* [What is needed]:
Retype the complete listing exactly as it appears.

* [Record list]:
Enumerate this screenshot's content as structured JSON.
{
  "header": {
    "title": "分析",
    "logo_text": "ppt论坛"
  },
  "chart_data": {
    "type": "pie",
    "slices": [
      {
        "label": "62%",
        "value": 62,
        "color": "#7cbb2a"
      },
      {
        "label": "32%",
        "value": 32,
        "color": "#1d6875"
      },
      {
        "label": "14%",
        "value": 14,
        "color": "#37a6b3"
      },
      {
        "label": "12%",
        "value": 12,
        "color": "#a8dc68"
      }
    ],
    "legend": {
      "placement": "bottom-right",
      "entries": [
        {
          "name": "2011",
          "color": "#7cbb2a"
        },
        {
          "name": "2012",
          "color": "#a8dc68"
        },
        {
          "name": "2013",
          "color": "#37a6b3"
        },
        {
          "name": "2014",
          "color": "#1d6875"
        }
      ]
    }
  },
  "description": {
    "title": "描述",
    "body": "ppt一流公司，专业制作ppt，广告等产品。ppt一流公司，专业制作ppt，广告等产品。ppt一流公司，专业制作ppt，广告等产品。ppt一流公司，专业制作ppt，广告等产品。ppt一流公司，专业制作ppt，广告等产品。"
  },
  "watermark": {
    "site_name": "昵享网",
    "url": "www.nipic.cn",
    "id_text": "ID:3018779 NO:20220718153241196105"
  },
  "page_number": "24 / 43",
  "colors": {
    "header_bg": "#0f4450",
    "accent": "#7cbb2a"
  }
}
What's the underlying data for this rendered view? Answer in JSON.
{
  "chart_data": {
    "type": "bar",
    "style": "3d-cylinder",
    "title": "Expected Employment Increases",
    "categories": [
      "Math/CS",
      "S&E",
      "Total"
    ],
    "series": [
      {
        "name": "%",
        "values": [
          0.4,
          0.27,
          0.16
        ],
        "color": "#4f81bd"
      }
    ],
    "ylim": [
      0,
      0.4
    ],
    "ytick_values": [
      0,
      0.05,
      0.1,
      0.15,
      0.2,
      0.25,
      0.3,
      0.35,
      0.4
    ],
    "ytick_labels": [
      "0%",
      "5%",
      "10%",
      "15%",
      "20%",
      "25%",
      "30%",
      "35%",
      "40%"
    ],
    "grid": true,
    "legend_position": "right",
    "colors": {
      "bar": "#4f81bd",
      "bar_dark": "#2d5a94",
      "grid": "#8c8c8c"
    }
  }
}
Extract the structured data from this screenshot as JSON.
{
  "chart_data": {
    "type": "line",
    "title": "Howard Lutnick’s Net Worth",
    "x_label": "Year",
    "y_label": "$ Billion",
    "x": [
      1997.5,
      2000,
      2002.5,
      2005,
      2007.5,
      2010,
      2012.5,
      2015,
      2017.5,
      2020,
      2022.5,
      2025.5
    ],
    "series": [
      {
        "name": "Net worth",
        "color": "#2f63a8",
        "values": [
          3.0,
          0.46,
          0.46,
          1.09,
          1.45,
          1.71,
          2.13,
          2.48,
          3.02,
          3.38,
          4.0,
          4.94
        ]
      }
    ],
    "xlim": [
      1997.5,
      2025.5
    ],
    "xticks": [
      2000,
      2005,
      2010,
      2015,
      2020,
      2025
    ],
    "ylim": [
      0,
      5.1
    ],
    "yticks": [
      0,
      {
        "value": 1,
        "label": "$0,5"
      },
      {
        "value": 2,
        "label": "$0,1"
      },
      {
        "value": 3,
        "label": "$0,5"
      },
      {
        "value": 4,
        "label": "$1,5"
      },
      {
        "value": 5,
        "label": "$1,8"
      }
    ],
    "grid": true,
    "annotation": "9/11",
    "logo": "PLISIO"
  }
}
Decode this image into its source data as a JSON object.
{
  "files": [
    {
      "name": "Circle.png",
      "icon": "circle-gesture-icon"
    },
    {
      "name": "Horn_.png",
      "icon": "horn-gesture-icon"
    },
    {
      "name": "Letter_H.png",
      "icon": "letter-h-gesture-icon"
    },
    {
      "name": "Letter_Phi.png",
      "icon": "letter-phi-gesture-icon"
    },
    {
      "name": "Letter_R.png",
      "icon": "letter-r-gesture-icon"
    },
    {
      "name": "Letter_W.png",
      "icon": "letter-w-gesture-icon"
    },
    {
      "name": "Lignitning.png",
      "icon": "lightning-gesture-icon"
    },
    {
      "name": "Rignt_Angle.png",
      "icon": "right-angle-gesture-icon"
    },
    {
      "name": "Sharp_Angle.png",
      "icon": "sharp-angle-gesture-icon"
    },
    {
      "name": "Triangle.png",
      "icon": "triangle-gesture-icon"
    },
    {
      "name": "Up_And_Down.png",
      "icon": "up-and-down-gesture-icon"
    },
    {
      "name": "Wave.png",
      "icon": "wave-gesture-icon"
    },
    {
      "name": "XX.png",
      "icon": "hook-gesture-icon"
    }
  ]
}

* [Solution to the exercise]:
Enumerate this screenshot's content as structured JSON.
{
  "header": {
    "title": "分析",
    "logo_text": "ppt论坛"
  },
  "chart_data": {
    "type": "pie",
    "slices": [
      {
        "label": "62%",
        "value": 62,
        "color": "#7cbb2a"
      },
      {
        "label": "32%",
        "value": 32,
        "color": "#1d6875"
      },
      {
        "label": "14%",
        "value": 14,
        "color": "#37a6b3"
      },
      {
        "label": "12%",
        "value": 12,
        "color": "#a8dc68"
      }
    ],
    "legend": {
      "placement": "bottom-right",
      "entries": [
        {
          "name": "2011",
          "color": "#7cbb2a"
        },
        {
          "name": "2012",
          "color": "#a8dc68"
        },
        {
          "name": "2013",
          "color": "#37a6b3"
        },
        {
          "name": "2014",
          "color": "#1d6875"
        }
      ]
    }
  },
  "description": {
    "title": "描述",
    "body": "ppt一流公司，专业制作ppt，广告等产品。ppt一流公司，专业制作ppt，广告等产品。ppt一流公司，专业制作ppt，广告等产品。ppt一流公司，专业制作ppt，广告等产品。ppt一流公司，专业制作ppt，广告等产品。"
  },
  "watermark": {
    "site_name": "昵享网",
    "url": "www.nipic.cn",
    "id_text": "ID:3018779 NO:20220718153241196105"
  },
  "page_number": "24 / 43",
  "colors": {
    "header_bg": "#0f4450",
    "accent": "#7cbb2a"
  }
}
What's the underlying data for this rendered view? Answer in JSON.
{
  "chart_data": {
    "type": "bar",
    "style": "3d-cylinder",
    "title": "Expected Employment Increases",
    "categories": [
      "Math/CS",
      "S&E",
      "Total"
    ],
    "series": [
      {
        "name": "%",
        "values": [
          0.4,
          0.27,
          0.16
        ],
        "color": "#4f81bd"
      }
    ],
    "ylim": [
      0,
      0.4
    ],
    "ytick_values": [
      0,
      0.05,
      0.1,
      0.15,
      0.2,
      0.25,
      0.3,
      0.35,
      0.4
    ],
    "ytick_labels": [
      "0%",
      "5%",
      "10%",
      "15%",
      "20%",
      "25%",
      "30%",
      "35%",
      "40%"
    ],
    "grid": true,
    "legend_position": "right",
    "colors": {
      "bar": "#4f81bd",
      "bar_dark": "#2d5a94",
      "grid": "#8c8c8c"
    }
  }
}
Extract the structured data from this screenshot as JSON.
{
  "chart_data": {
    "type": "line",
    "title": "Howard Lutnick’s Net Worth",
    "x_label": "Year",
    "y_label": "$ Billion",
    "x": [
      1997.5,
      2000,
      2002.5,
      2005,
      2007.5,
      2010,
      2012.5,
      2015,
      2017.5,
      2020,
      2022.5,
      2025.5
    ],
    "series": [
      {
        "name": "Net worth",
        "color": "#2f63a8",
        "values": [
          3.0,
          0.46,
          0.46,
          1.09,
          1.45,
          1.71,
          2.13,
          2.48,
          3.02,
          3.38,
          4.0,
          4.94
        ]
      }
    ],
    "xlim": [
      1997.5,
      2025.5
    ],
    "xticks": [
      2000,
      2005,
      2010,
      2015,
      2020,
      2025
    ],
    "ylim": [
      0,
      5.1
    ],
    "yticks": [
      0,
      {
        "value": 1,
        "label": "$0,5"
      },
      {
        "value": 2,
        "label": "$0,1"
      },
      {
        "value": 3,
        "label": "$0,5"
      },
      {
        "value": 4,
        "label": "$1,5"
      },
      {
        "value": 5,
        "label": "$1,8"
      }
    ],
    "grid": true,
    "annotation": "9/11",
    "logo": "PLISIO"
  }
}
Decode this image into its source data as a JSON object.
{
  "files": [
    {
      "name": "Circle.png",
      "icon": "circle-gesture-icon"
    },
    {
      "name": "Horn_.png",
      "icon": "horn-gesture-icon"
    },
    {
      "name": "Letter_H.png",
      "icon": "letter-h-gesture-icon"
    },
    {
      "name": "Letter_Phi.png",
      "icon": "letter-phi-gesture-icon"
    },
    {
      "name": "Letter_R.png",
      "icon": "letter-r-gesture-icon"
    },
    {
      "name": "Letter_W.png",
      "icon": "letter-w-gesture-icon"
    },
    {
      "name": "Lignitning.png",
      "icon": "lightning-gesture-icon"
    },
    {
      "name": "Rignt_Angle.png",
      "icon": "right-angle-gesture-icon"
    },
    {
      "name": "Sharp_Angle.png",
      "icon": "sharp-angle-gesture-icon"
    },
    {
      "name": "Triangle.png",
      "icon": "triangle-gesture-icon"
    },
    {
      "name": "Up_And_Down.png",
      "icon": "up-and-down-gesture-icon"
    },
    {
      "name": "Wave.png",
      "icon": "wave-gesture-icon"
    },
    {
      "name": "XX.png",
      "icon": "hook-gesture-icon"
    }
  ]
}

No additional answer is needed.